**Extract provided**
Cracked paint, in mustards and fleshy creams, peels from walls. Mirrors, posters and pictures reflect the present and past. Holes pock the pressed tin ceiling. Fans chase the heat. The sun and fluorescent tubes cast a subtle, uneven, ever-changing light.
Doug Eidd could fix the place up some but probably won't. "The commercial guys like the old look," says the ironman of downtown Dallas.
You can find him six days a week at 2010 Commerce St., a place little changed since he arrived in 1962.
Inside Doug's Gym, the sights and sounds can be routinely rich. People climbing the creaky wooden stairs to get a grip. Arms pushing, pulling the pounds, fists attacking the bag or mitts. Feet skipping rope or walking the floor between stretch and strain. The huffing, puffing, bending, sweating. The clanging of weights.
Through his windows, Doug has seen and heard the memorable and mundane.
There was all the commotion outside the police station across Commerce Street after President John F. Kennedy was slain. For years, there was the daily energy, the people and traffic and merchants, the extra crush of Christmas shoppers. Then came the shutterings, the emptying and decline. Now his view includes a new high-rise apartment building and land cleared for a central park.

**Dataset excerpts**
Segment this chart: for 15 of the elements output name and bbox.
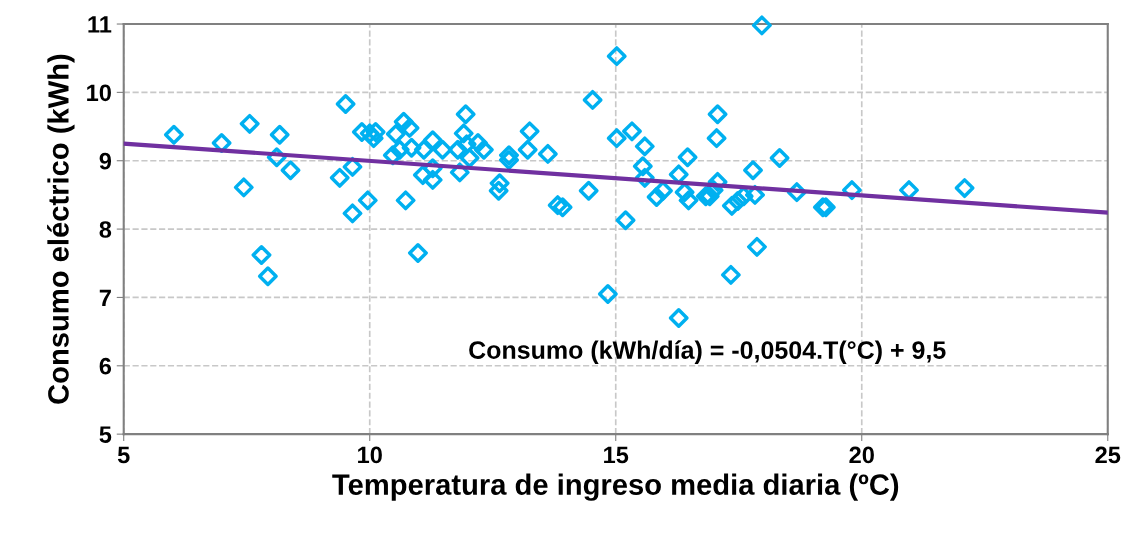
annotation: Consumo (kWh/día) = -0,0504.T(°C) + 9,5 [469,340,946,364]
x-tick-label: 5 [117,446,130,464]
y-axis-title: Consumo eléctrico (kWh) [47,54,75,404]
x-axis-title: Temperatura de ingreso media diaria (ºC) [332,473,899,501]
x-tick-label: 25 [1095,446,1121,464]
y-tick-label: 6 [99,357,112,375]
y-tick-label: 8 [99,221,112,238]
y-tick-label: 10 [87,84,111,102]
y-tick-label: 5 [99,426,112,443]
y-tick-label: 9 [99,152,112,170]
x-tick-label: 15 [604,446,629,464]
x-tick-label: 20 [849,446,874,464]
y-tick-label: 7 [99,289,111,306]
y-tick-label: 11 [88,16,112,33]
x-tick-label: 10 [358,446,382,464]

**Written task A**
Turn the paragraph of the Doug's Gym piece that begins "There was all the commotion" into a short bulleted list that keeps its main facts.
**Written task B**
Set down, word for word, the stretch of the Doug's Gym piece from "You can find" through "clanging of weights.".

**Result A**
- After President John F. Kennedy was slain, there was commotion outside the police station across Commerce Street.
- For years the street had daily energy: people, traffic, merchants, and extra crowds of Christmas shoppers.
- Then came closings, emptying and decline.
- The view now includes a new high-rise apartment building and land cleared for a central park.

**Result B**
You can find him six days a week at 2010 Commerce St., a place little changed since he arrived in 1962.
Inside Doug's Gym, the sights and sounds can be routinely rich. People climbing the creaky wooden stairs to get a grip. Arms pushing, pulling the pounds, fists attacking the bag or mitts. Feet skipping rope or walking the floor between stretch and strain. The huffing, puffing, bending, sweating. The clanging of weights.